#### What is expected
Bring together every line in the data that includes "stimulation".

#### Dataset excerpts
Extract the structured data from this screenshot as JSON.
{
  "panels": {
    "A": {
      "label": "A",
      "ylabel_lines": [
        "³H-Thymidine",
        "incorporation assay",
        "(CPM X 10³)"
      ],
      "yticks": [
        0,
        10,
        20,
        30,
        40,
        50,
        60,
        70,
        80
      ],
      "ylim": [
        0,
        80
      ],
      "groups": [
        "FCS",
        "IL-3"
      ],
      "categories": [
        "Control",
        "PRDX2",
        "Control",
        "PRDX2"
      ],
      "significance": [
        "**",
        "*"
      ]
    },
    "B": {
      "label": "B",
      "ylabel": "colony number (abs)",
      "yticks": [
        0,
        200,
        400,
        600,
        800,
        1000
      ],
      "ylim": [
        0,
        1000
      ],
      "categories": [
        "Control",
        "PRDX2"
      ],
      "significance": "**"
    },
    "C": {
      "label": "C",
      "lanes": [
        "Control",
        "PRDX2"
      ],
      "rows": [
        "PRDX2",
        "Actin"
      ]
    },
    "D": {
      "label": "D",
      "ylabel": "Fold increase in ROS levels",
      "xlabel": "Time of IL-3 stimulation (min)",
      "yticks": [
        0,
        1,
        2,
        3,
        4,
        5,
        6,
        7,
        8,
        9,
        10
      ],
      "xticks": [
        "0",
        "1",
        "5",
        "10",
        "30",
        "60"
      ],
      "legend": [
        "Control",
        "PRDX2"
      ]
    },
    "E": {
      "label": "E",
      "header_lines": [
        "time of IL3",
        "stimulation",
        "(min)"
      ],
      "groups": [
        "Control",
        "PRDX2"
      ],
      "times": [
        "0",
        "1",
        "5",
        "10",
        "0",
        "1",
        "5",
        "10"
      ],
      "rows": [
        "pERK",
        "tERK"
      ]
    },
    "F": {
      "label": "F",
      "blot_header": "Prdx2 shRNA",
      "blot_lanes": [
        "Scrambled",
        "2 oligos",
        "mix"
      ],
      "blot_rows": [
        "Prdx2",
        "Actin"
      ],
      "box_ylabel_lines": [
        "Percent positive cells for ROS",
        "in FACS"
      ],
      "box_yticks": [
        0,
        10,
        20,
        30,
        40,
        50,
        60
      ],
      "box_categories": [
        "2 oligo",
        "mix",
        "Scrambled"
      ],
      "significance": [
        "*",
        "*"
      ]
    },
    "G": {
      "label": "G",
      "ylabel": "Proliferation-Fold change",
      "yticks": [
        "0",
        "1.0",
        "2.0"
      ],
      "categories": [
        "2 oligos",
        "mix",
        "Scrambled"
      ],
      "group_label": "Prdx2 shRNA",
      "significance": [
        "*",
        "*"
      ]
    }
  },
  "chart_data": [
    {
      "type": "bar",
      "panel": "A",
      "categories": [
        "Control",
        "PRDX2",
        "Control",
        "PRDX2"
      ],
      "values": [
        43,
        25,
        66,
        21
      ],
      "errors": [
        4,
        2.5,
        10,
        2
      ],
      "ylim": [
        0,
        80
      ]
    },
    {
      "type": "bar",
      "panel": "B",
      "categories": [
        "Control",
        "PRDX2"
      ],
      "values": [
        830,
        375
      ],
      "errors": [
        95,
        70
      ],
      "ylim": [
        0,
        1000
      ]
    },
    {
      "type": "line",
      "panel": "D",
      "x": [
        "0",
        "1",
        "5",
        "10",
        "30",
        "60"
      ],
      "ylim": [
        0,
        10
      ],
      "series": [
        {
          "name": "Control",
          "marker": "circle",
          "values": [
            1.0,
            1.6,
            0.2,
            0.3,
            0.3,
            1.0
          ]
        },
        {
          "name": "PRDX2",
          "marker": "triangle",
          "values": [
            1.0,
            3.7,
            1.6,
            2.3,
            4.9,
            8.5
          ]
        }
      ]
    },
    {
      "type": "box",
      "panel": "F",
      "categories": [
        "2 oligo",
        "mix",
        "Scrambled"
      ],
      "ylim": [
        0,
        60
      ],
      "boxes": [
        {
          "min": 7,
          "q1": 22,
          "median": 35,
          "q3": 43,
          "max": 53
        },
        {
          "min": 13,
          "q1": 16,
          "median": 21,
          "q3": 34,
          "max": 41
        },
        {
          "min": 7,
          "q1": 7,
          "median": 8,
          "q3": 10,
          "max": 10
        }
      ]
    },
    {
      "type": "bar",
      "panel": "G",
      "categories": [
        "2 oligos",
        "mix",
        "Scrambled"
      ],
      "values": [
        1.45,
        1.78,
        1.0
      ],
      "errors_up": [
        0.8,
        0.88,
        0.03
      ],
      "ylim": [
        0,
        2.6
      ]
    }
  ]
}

#### Response to the task
      "xlabel": "Time of IL-3 stimulation (min)",
        "stimulation",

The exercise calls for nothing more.